# [What the exercise asks]
Retype only the lines below from the one with "Parse this screenshot: output" to the one with "Serialize everything readable", inclusive, skipping every image.

# [Information shown]
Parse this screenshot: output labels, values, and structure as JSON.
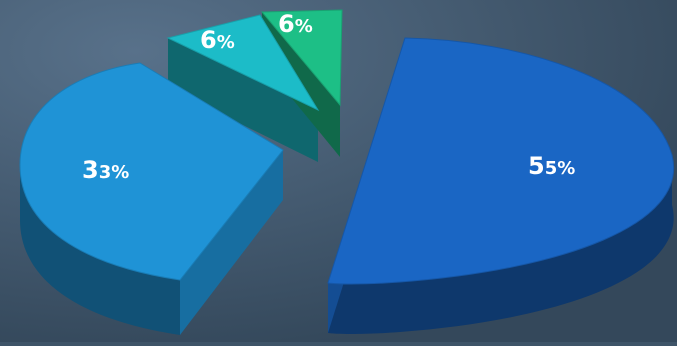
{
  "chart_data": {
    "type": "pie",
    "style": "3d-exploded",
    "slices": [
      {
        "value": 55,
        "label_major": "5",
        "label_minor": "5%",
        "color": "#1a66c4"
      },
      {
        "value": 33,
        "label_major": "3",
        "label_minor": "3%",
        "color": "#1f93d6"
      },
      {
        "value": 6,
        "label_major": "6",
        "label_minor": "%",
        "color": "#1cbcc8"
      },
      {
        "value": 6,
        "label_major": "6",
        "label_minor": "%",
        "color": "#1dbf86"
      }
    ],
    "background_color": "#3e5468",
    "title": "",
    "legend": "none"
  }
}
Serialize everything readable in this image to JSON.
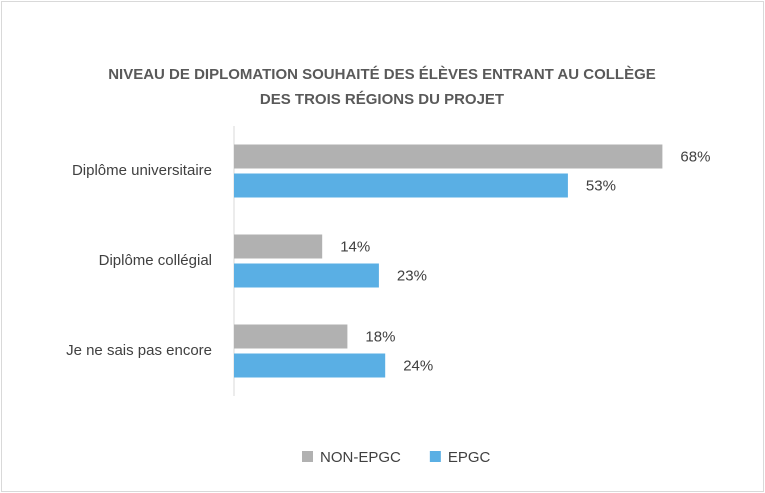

...

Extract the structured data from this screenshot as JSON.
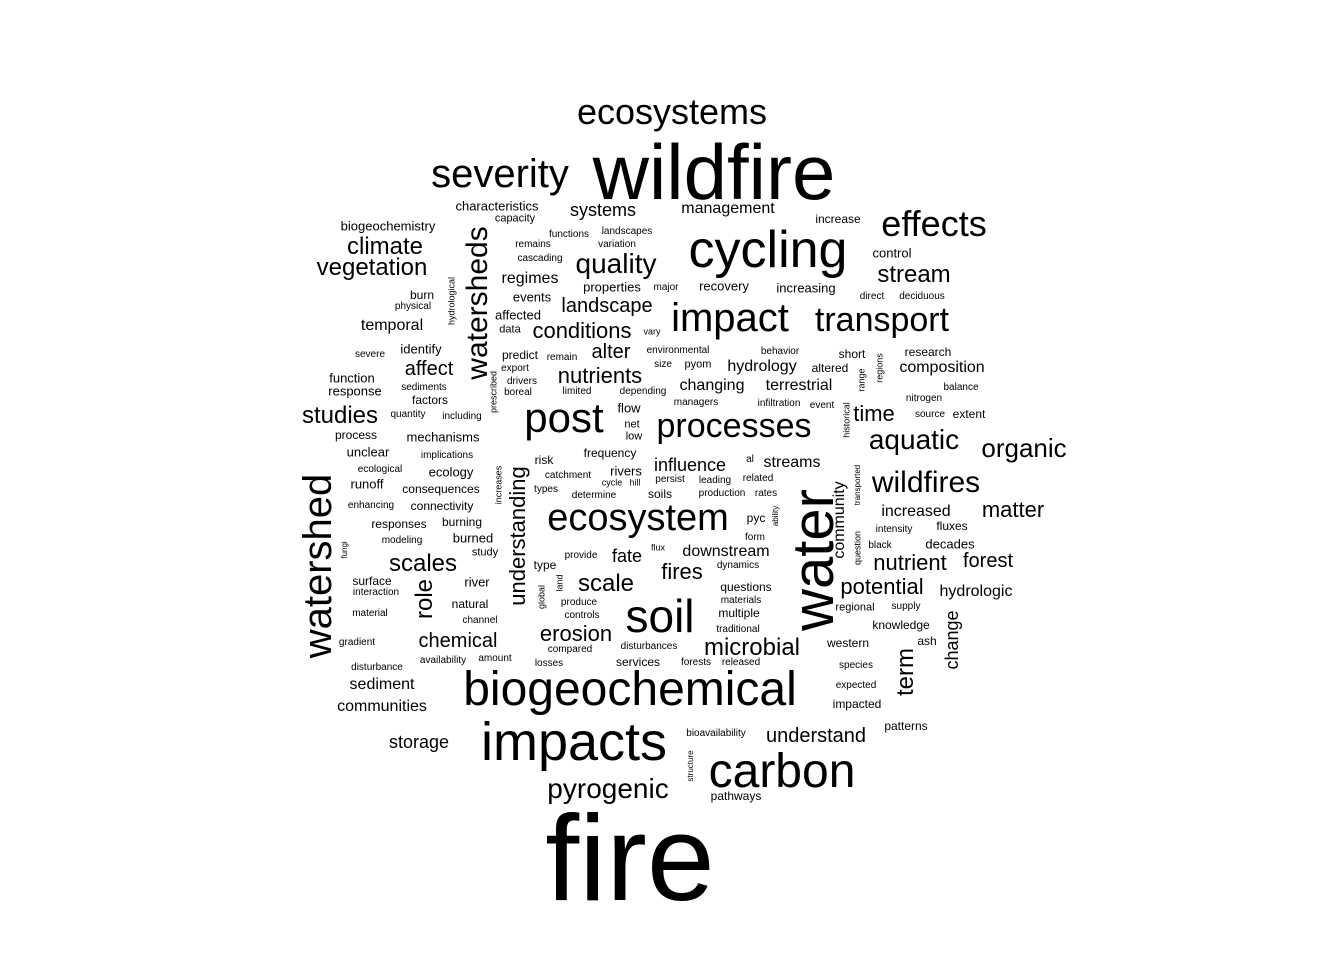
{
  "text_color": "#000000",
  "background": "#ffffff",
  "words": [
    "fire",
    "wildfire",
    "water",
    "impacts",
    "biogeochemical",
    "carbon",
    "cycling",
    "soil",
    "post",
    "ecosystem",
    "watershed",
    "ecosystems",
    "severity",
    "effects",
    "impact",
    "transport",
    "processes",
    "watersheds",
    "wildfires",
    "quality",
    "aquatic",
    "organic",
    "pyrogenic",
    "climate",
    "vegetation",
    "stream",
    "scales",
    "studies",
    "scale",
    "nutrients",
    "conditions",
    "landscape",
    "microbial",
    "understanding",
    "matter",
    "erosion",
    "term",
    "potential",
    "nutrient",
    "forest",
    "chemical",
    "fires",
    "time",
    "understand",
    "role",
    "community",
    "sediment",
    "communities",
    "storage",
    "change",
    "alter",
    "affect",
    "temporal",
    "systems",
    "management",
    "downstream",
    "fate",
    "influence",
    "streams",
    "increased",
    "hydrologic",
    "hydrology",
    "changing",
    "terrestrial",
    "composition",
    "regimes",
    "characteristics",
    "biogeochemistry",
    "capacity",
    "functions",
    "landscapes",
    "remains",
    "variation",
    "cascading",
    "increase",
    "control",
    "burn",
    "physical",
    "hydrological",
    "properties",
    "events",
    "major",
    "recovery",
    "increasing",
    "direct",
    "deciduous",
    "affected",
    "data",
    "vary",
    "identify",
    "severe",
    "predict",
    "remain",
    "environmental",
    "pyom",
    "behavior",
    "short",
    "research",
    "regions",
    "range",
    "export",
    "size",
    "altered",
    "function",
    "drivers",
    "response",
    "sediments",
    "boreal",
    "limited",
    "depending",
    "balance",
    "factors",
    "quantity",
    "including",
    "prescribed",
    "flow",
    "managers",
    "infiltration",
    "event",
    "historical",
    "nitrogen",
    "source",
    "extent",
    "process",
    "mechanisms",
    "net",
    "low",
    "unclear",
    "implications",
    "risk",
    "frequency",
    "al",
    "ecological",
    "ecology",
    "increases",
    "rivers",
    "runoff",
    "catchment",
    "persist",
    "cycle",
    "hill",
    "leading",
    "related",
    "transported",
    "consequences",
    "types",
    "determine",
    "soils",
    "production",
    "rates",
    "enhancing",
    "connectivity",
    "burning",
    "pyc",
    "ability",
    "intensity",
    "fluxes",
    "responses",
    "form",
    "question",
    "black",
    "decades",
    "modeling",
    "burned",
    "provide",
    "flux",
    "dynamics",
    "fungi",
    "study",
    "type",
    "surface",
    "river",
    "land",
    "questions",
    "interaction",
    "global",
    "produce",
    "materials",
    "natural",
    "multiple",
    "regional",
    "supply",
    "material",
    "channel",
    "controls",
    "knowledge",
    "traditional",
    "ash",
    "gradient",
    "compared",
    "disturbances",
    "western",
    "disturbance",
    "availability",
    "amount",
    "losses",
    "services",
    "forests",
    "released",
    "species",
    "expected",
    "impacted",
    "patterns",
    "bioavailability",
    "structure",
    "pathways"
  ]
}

* * *

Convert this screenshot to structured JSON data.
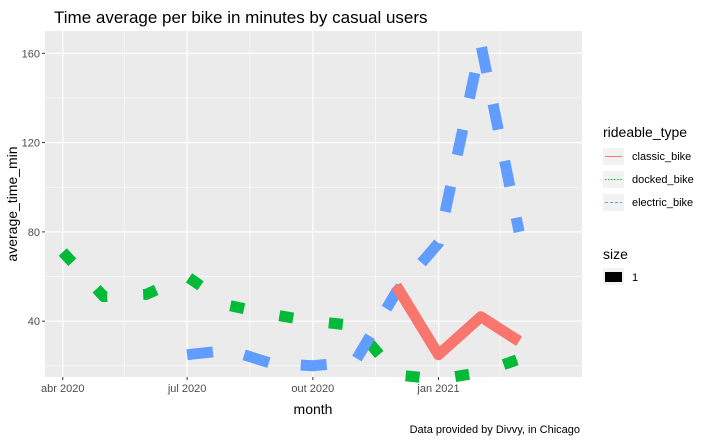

# [Finished answer]
Parse this screenshot: output labels, values, and structure as JSON.
{
  "chart_data": {
    "type": "pie",
    "style": "3d-exploded",
    "slices": [
      {
        "value": 55,
        "label_major": "5",
        "label_minor": "5%",
        "color": "#1a66c4"
      },
      {
        "value": 33,
        "label_major": "3",
        "label_minor": "3%",
        "color": "#1f93d6"
      },
      {
        "value": 6,
        "label_major": "6",
        "label_minor": "%",
        "color": "#1cbcc8"
      },
      {
        "value": 6,
        "label_major": "6",
        "label_minor": "%",
        "color": "#1dbf86"
      }
    ],
    "background_color": "#3e5468",
    "title": "",
    "legend": "none"
  }
}
Serialize everything readable in this image to JSON.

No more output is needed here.